#### [CHALLENGE]
Review the lines that follow and copy each one that contains the word "this".

#### [MATERIAL FOR THE TASK]

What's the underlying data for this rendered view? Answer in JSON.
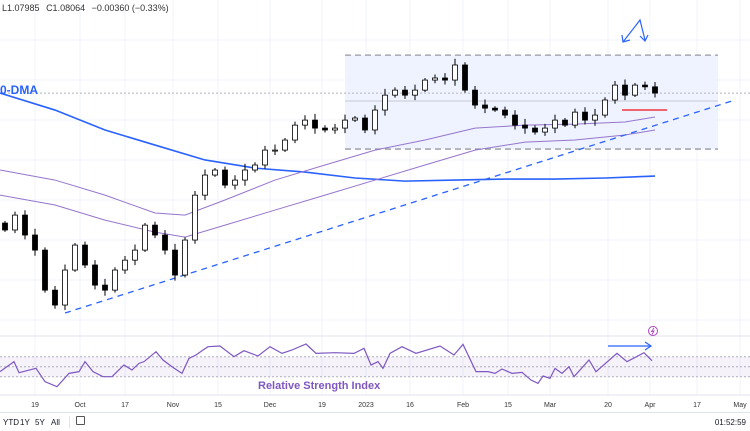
{
  "legend": {
    "low": "L1.07985",
    "close": "C1.08064",
    "change": "−0.00360 (−0.33%)"
  },
  "labels": {
    "dma": "0-DMA",
    "rsi": "Relative Strength Index"
  },
  "toolbar": {
    "ranges": [
      "YTD",
      "1Y",
      "5Y",
      "All"
    ],
    "calendar_icon": "calendar-icon",
    "clock": "01:52:59"
  },
  "colors": {
    "up": "#ffffff",
    "down": "#000000",
    "ma200": "#2962ff",
    "bands": "#9575cd",
    "rsi": "#7e57c2",
    "trend": "#2962ff",
    "support": "#f23645",
    "range_fill": "#eef3ff"
  },
  "chart_data": {
    "type": "candlestick",
    "ylim": [
      0.9439,
      1.1343
    ],
    "xlim": [
      -0.5,
      74.5
    ],
    "closes": [
      1.0016,
      1.0102,
      0.9987,
      0.99,
      0.9669,
      0.9583,
      0.9785,
      0.9929,
      0.9814,
      0.9698,
      0.9669,
      0.9785,
      0.9842,
      0.99,
      1.0044,
      0.9987,
      0.99,
      0.9756,
      0.9958,
      1.0217,
      1.0333,
      1.0362,
      1.0275,
      1.0304,
      1.0362,
      1.0391,
      1.0477,
      1.0477,
      1.0535,
      1.0621,
      1.065,
      1.0604,
      1.0593,
      1.0604,
      1.065,
      1.0662,
      1.0593,
      1.0708,
      1.0794,
      1.0823,
      1.0794,
      1.0823,
      1.0881,
      1.0893,
      1.0881,
      1.0968,
      1.0823,
      1.0737,
      1.0719,
      1.0708,
      1.0679,
      1.0621,
      1.0604,
      1.0581,
      1.0604,
      1.065,
      1.0621,
      1.0696,
      1.065,
      1.0679,
      1.0766,
      1.0852,
      1.0794,
      1.0852,
      1.0842,
      1.0806
    ],
    "ma200": [
      [
        -0.5,
        1.0806
      ],
      [
        5,
        1.0708
      ],
      [
        10,
        1.0593
      ],
      [
        15,
        1.0506
      ],
      [
        20,
        1.042
      ],
      [
        25,
        1.0373
      ],
      [
        30,
        1.035
      ],
      [
        35,
        1.0316
      ],
      [
        40,
        1.0298
      ],
      [
        45,
        1.0304
      ],
      [
        50,
        1.031
      ],
      [
        55,
        1.031
      ],
      [
        60,
        1.0316
      ],
      [
        65,
        1.0327
      ]
    ],
    "band_upper": [
      [
        -0.5,
        1.0362
      ],
      [
        5,
        1.0304
      ],
      [
        10,
        1.0217
      ],
      [
        15,
        1.0114
      ],
      [
        18,
        1.0102
      ],
      [
        22,
        1.0189
      ],
      [
        27,
        1.0304
      ],
      [
        32,
        1.0391
      ],
      [
        37,
        1.0477
      ],
      [
        42,
        1.0535
      ],
      [
        47,
        1.0604
      ],
      [
        52,
        1.0621
      ],
      [
        57,
        1.0627
      ],
      [
        62,
        1.0639
      ],
      [
        65,
        1.0668
      ]
    ],
    "band_lower": [
      [
        -0.5,
        1.0217
      ],
      [
        5,
        1.016
      ],
      [
        10,
        1.0073
      ],
      [
        15,
        1.0004
      ],
      [
        18,
        0.9975
      ],
      [
        22,
        1.0044
      ],
      [
        27,
        1.0131
      ],
      [
        32,
        1.0217
      ],
      [
        37,
        1.0304
      ],
      [
        42,
        1.0391
      ],
      [
        47,
        1.0477
      ],
      [
        52,
        1.0523
      ],
      [
        57,
        1.0535
      ],
      [
        62,
        1.0564
      ],
      [
        65,
        1.0593
      ]
    ],
    "last_price": 1.0806,
    "range_box": {
      "from": 34,
      "to": 71.3,
      "top": 1.1025,
      "bottom": 1.0483,
      "mid": 1.076
    },
    "support_line": {
      "from": 61.7,
      "to": 66.2,
      "price": 1.0708
    },
    "trendline": [
      [
        6,
        0.9537
      ],
      [
        73,
        1.0766
      ]
    ],
    "rsi": {
      "levels": [
        70,
        50,
        30
      ],
      "points": [
        [
          -0.5,
          40.1
        ],
        [
          0.9,
          60.1
        ],
        [
          1.4,
          38
        ],
        [
          3.1,
          46.7
        ],
        [
          4,
          20
        ],
        [
          5.2,
          10
        ],
        [
          6.4,
          36.7
        ],
        [
          7.4,
          40.1
        ],
        [
          8,
          60.1
        ],
        [
          8.8,
          40.1
        ],
        [
          9.8,
          30
        ],
        [
          10.7,
          30
        ],
        [
          11.2,
          40.1
        ],
        [
          11.9,
          53.4
        ],
        [
          12.7,
          43.4
        ],
        [
          13.4,
          56.7
        ],
        [
          13.9,
          60.1
        ],
        [
          15.1,
          80
        ],
        [
          15.8,
          63.4
        ],
        [
          16.7,
          50
        ],
        [
          17.7,
          36.7
        ],
        [
          18.4,
          66.7
        ],
        [
          19.1,
          73.4
        ],
        [
          19.8,
          83.4
        ],
        [
          20.3,
          90
        ],
        [
          21.5,
          91.4
        ],
        [
          22.9,
          70
        ],
        [
          23.9,
          82
        ],
        [
          25.3,
          71.4
        ],
        [
          26.5,
          90
        ],
        [
          27.7,
          76.7
        ],
        [
          28.7,
          83.4
        ],
        [
          30.1,
          95.4
        ],
        [
          31.1,
          76.7
        ],
        [
          33,
          78
        ],
        [
          34.9,
          76.7
        ],
        [
          35.9,
          86.7
        ],
        [
          36.6,
          53.4
        ],
        [
          37.3,
          60.1
        ],
        [
          37.8,
          46.7
        ],
        [
          38.5,
          76.7
        ],
        [
          39.7,
          90
        ],
        [
          41.1,
          76.7
        ],
        [
          43.5,
          91.4
        ],
        [
          44.9,
          73.4
        ],
        [
          45.8,
          94.7
        ],
        [
          47.1,
          40.1
        ],
        [
          48.3,
          40.1
        ],
        [
          49,
          36.7
        ],
        [
          49.7,
          45.4
        ],
        [
          50.7,
          36.7
        ],
        [
          51.7,
          38.7
        ],
        [
          52.6,
          23.3
        ],
        [
          53.3,
          16.7
        ],
        [
          53.8,
          31.4
        ],
        [
          54.5,
          26.7
        ],
        [
          55,
          46.7
        ],
        [
          55.7,
          36.7
        ],
        [
          56.4,
          50
        ],
        [
          56.9,
          30
        ],
        [
          58.4,
          63.4
        ],
        [
          59.1,
          40.1
        ],
        [
          61.2,
          76.7
        ],
        [
          62.2,
          60.1
        ],
        [
          63.9,
          78
        ],
        [
          64.7,
          62
        ]
      ]
    },
    "x_ticks": [
      {
        "label": "19",
        "i": 3
      },
      {
        "label": "Oct",
        "i": 7.5
      },
      {
        "label": "17",
        "i": 12
      },
      {
        "label": "Nov",
        "i": 16.8
      },
      {
        "label": "15",
        "i": 21.3
      },
      {
        "label": "Dec",
        "i": 26.5
      },
      {
        "label": "19",
        "i": 31.7
      },
      {
        "label": "2023",
        "i": 36.1
      },
      {
        "label": "16",
        "i": 40.5
      },
      {
        "label": "Feb",
        "i": 45.8
      },
      {
        "label": "15",
        "i": 50.3
      },
      {
        "label": "Mar",
        "i": 54.5
      },
      {
        "label": "20",
        "i": 60.3
      },
      {
        "label": "Apr",
        "i": 64.5
      },
      {
        "label": "17",
        "i": 69.2
      },
      {
        "label": "May",
        "i": 73.5
      }
    ]
  }
}
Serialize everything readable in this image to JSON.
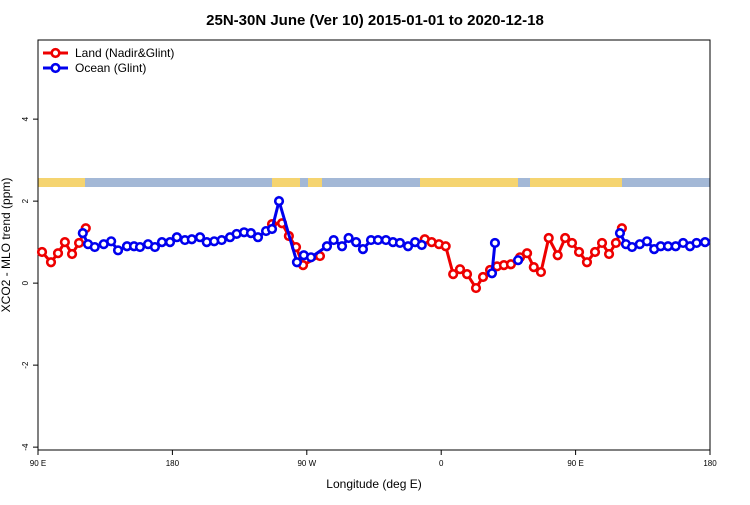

#### [TASK RESPONSE]
What's the underlying data for this rendered view? Answer in JSON.
Serialize everything readable in this image to JSON.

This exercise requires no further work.